> _To be done_
Reproduce the material exactly, omitting nothing.

───

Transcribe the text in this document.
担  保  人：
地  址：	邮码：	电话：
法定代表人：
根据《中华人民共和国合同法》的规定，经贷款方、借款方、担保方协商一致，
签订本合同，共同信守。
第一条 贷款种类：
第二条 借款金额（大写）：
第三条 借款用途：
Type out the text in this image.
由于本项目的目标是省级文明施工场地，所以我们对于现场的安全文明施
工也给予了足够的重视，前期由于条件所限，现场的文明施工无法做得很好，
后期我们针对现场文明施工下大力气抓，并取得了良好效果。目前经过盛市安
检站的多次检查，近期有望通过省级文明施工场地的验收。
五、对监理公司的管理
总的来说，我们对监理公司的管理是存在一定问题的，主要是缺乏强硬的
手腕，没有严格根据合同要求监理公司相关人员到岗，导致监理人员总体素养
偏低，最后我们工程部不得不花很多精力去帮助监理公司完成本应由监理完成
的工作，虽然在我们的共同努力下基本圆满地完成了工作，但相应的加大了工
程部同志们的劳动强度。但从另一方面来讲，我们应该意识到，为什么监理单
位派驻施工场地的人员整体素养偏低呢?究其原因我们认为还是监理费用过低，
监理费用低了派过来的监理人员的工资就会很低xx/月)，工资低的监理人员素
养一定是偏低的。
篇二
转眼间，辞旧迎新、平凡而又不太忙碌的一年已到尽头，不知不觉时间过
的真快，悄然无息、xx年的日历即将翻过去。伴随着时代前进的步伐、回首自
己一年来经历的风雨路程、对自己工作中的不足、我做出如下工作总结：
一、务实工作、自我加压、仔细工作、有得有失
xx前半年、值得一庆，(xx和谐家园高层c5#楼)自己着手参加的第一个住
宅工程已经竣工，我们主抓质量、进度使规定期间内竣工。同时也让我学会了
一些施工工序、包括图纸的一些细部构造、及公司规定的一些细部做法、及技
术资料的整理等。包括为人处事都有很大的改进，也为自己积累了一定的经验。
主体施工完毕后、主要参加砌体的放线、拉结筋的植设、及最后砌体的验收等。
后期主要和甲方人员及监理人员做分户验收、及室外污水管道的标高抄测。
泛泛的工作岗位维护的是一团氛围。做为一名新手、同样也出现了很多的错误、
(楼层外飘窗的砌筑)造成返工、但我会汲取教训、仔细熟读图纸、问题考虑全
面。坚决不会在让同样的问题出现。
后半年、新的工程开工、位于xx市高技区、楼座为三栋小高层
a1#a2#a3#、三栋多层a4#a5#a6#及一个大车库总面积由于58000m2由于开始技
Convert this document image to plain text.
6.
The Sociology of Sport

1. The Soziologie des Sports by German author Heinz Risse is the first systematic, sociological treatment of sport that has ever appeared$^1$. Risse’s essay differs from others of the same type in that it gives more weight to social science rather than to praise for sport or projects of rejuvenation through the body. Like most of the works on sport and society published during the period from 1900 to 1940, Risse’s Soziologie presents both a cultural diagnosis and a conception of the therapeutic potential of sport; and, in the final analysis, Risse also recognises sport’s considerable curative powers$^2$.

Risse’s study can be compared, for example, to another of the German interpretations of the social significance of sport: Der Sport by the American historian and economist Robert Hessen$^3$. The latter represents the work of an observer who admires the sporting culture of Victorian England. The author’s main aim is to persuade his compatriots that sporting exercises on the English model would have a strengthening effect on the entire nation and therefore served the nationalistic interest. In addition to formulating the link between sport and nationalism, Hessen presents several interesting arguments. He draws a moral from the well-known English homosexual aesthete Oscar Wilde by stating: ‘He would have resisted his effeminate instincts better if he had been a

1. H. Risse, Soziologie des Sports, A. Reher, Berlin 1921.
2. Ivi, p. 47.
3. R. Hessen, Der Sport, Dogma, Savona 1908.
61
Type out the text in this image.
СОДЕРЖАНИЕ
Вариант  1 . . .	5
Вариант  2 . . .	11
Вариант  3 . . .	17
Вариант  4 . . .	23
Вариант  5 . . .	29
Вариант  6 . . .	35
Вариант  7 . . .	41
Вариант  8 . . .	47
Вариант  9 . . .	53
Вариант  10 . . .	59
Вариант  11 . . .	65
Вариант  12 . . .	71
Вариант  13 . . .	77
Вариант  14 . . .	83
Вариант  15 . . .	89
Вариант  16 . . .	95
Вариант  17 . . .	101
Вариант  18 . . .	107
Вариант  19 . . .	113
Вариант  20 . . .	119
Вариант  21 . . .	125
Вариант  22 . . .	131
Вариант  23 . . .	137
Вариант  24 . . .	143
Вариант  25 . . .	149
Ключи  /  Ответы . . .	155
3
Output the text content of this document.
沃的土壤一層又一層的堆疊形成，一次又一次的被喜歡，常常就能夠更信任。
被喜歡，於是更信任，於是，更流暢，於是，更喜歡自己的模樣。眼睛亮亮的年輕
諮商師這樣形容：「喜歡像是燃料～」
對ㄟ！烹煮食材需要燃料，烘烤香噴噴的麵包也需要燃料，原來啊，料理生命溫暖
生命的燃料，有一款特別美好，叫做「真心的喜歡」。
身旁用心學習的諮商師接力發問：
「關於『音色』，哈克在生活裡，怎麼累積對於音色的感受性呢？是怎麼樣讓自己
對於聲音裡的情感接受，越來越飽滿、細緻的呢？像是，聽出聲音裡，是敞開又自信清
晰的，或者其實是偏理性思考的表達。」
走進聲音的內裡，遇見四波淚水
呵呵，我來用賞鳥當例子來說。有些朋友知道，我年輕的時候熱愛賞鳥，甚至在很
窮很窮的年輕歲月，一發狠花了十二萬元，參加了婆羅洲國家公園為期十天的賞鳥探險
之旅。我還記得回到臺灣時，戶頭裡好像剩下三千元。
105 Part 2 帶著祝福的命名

───

> _Output below_
Transcribe the text in this document.
担  保  人：
地  址：	邮码：	电话：
法定代表人：
根据《中华人民共和国合同法》的规定，经贷款方、借款方、担保方协商一致，
签订本合同，共同信守。
第一条 贷款种类：
第二条 借款金额（大写）：
第三条 借款用途：
Type out the text in this image.
由于本项目的目标是省级文明施工场地，所以我们对于现场的安全文明施
工也给予了足够的重视，前期由于条件所限，现场的文明施工无法做得很好，
后期我们针对现场文明施工下大力气抓，并取得了良好效果。目前经过盛市安
检站的多次检查，近期有望通过省级文明施工场地的验收。
五、对监理公司的管理
总的来说，我们对监理公司的管理是存在一定问题的，主要是缺乏强硬的
手腕，没有严格根据合同要求监理公司相关人员到岗，导致监理人员总体素养
偏低，最后我们工程部不得不花很多精力去帮助监理公司完成本应由监理完成
的工作，虽然在我们的共同努力下基本圆满地完成了工作，但相应的加大了工
程部同志们的劳动强度。但从另一方面来讲，我们应该意识到，为什么监理单
位派驻施工场地的人员整体素养偏低呢?究其原因我们认为还是监理费用过低，
监理费用低了派过来的监理人员的工资就会很低xx/月)，工资低的监理人员素
养一定是偏低的。
篇二
转眼间，辞旧迎新、平凡而又不太忙碌的一年已到尽头，不知不觉时间过
的真快，悄然无息、xx年的日历即将翻过去。伴随着时代前进的步伐、回首自
己一年来经历的风雨路程、对自己工作中的不足、我做出如下工作总结：
一、务实工作、自我加压、仔细工作、有得有失
xx前半年、值得一庆，(xx和谐家园高层c5#楼)自己着手参加的第一个住
宅工程已经竣工，我们主抓质量、进度使规定期间内竣工。同时也让我学会了
一些施工工序、包括图纸的一些细部构造、及公司规定的一些细部做法、及技
术资料的整理等。包括为人处事都有很大的改进，也为自己积累了一定的经验。
主体施工完毕后、主要参加砌体的放线、拉结筋的植设、及最后砌体的验收等。
后期主要和甲方人员及监理人员做分户验收、及室外污水管道的标高抄测。
泛泛的工作岗位维护的是一团氛围。做为一名新手、同样也出现了很多的错误、
(楼层外飘窗的砌筑)造成返工、但我会汲取教训、仔细熟读图纸、问题考虑全
面。坚决不会在让同样的问题出现。
后半年、新的工程开工、位于xx市高技区、楼座为三栋小高层
a1#a2#a3#、三栋多层a4#a5#a6#及一个大车库总面积由于58000m2由于开始技
Convert this document image to plain text.
6.
The Sociology of Sport

1. The Soziologie des Sports by German author Heinz Risse is the first systematic, sociological treatment of sport that has ever appeared$^1$. Risse’s essay differs from others of the same type in that it gives more weight to social science rather than to praise for sport or projects of rejuvenation through the body. Like most of the works on sport and society published during the period from 1900 to 1940, Risse’s Soziologie presents both a cultural diagnosis and a conception of the therapeutic potential of sport; and, in the final analysis, Risse also recognises sport’s considerable curative powers$^2$.

Risse’s study can be compared, for example, to another of the German interpretations of the social significance of sport: Der Sport by the American historian and economist Robert Hessen$^3$. The latter represents the work of an observer who admires the sporting culture of Victorian England. The author’s main aim is to persuade his compatriots that sporting exercises on the English model would have a strengthening effect on the entire nation and therefore served the nationalistic interest. In addition to formulating the link between sport and nationalism, Hessen presents several interesting arguments. He draws a moral from the well-known English homosexual aesthete Oscar Wilde by stating: ‘He would have resisted his effeminate instincts better if he had been a

1. H. Risse, Soziologie des Sports, A. Reher, Berlin 1921.
2. Ivi, p. 47.
3. R. Hessen, Der Sport, Dogma, Savona 1908.
61
Type out the text in this image.
СОДЕРЖАНИЕ
Вариант  1 . . .	5
Вариант  2 . . .	11
Вариант  3 . . .	17
Вариант  4 . . .	23
Вариант  5 . . .	29
Вариант  6 . . .	35
Вариант  7 . . .	41
Вариант  8 . . .	47
Вариант  9 . . .	53
Вариант  10 . . .	59
Вариант  11 . . .	65
Вариант  12 . . .	71
Вариант  13 . . .	77
Вариант  14 . . .	83
Вариант  15 . . .	89
Вариант  16 . . .	95
Вариант  17 . . .	101
Вариант  18 . . .	107
Вариант  19 . . .	113
Вариант  20 . . .	119
Вариант  21 . . .	125
Вариант  22 . . .	131
Вариант  23 . . .	137
Вариант  24 . . .	143
Вариант  25 . . .	149
Ключи  /  Ответы . . .	155
3
Output the text content of this document.
沃的土壤一層又一層的堆疊形成，一次又一次的被喜歡，常常就能夠更信任。
被喜歡，於是更信任，於是，更流暢，於是，更喜歡自己的模樣。眼睛亮亮的年輕
諮商師這樣形容：「喜歡像是燃料～」
對ㄟ！烹煮食材需要燃料，烘烤香噴噴的麵包也需要燃料，原來啊，料理生命溫暖
生命的燃料，有一款特別美好，叫做「真心的喜歡」。
身旁用心學習的諮商師接力發問：
「關於『音色』，哈克在生活裡，怎麼累積對於音色的感受性呢？是怎麼樣讓自己
對於聲音裡的情感接受，越來越飽滿、細緻的呢？像是，聽出聲音裡，是敞開又自信清
晰的，或者其實是偏理性思考的表達。」
走進聲音的內裡，遇見四波淚水
呵呵，我來用賞鳥當例子來說。有些朋友知道，我年輕的時候熱愛賞鳥，甚至在很
窮很窮的年輕歲月，一發狠花了十二萬元，參加了婆羅洲國家公園為期十天的賞鳥探險
之旅。我還記得回到臺灣時，戶頭裡好像剩下三千元。
105 Part 2 帶著祝福的命名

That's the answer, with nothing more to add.